To do =
Give the listing again exactly, omitting its images.

Dataset records =
----

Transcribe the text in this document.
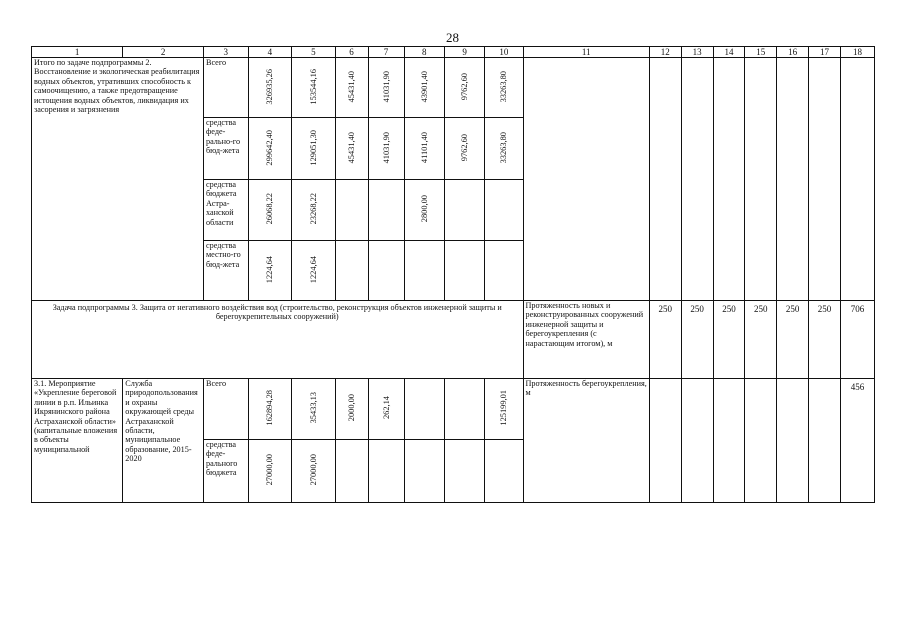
28
1	2	3	4	5	6	7	8	9	10	11	12	13	14	15	16	17	18
Итого по задаче подпрограммы 2. Восстановление и экологическая реабилитация водных объектов, утративших способность к самоочищению, а также предотвращение истощения водных объектов, ликвидация их засорения и загрязнения		Всего	326935,26	153544,16	45431,40	41031,90	43901,40	9762,60	33263,80								
		средства феде-рально-го бюд-жета	299642,40	129051,30	45431,40	41031,90	41101,40	9762,60	33263,80								
		средства бюджета Астра-ханской области	26068,22	23268,22			2800,00										
		средства местно-го бюд-жета	1224,64	1224,64													
Задача подпрограммы 3. Защита от негативного воздействия вод (строительство, реконструкция объектов инженерной защиты и берегоукрепительных сооружений)										Протяженность новых и реконструированных сооружений инженерной защиты и берегоукрепления (с нарастающим итогом), м	250	250	250	250	250	250	706
3.1. Мероприятие «Укрепление береговой линии в р.п. Ильинка Икрянинского района Астраханской области» (капитальные вложения в объекты муниципальной	Служба природопользования и охраны окружающей среды Астраханской области, муниципальное образование, 2015-2020	Всего	162894,28	35433,13	2000,00	262,14			125199,01	Протяженность берегоукрепления, м							456
		средства феде-рального бюджета	27000,00	27000,00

----

Finished exercise =
Transcribe the text in this document.
28
1	2	3	4	5	6	7	8	9	10	11	12	13	14	15	16	17	18
Итого по задаче подпрограммы 2. Восстановление и экологическая реабилитация водных объектов, утративших способность к самоочищению, а также предотвращение истощения водных объектов, ликвидация их засорения и загрязнения		Всего	326935,26	153544,16	45431,40	41031,90	43901,40	9762,60	33263,80								
		средства феде-рально-го бюд-жета	299642,40	129051,30	45431,40	41031,90	41101,40	9762,60	33263,80								
		средства бюджета Астра-ханской области	26068,22	23268,22			2800,00										
		средства местно-го бюд-жета	1224,64	1224,64													
Задача подпрограммы 3. Защита от негативного воздействия вод (строительство, реконструкция объектов инженерной защиты и берегоукрепительных сооружений)										Протяженность новых и реконструированных сооружений инженерной защиты и берегоукрепления (с нарастающим итогом), м	250	250	250	250	250	250	706
3.1. Мероприятие «Укрепление береговой линии в р.п. Ильинка Икрянинского района Астраханской области» (капитальные вложения в объекты муниципальной	Служба природопользования и охраны окружающей среды Астраханской области, муниципальное образование, 2015-2020	Всего	162894,28	35433,13	2000,00	262,14			125199,01	Протяженность берегоукрепления, м							456
		средства феде-рального бюджета	27000,00	27000,00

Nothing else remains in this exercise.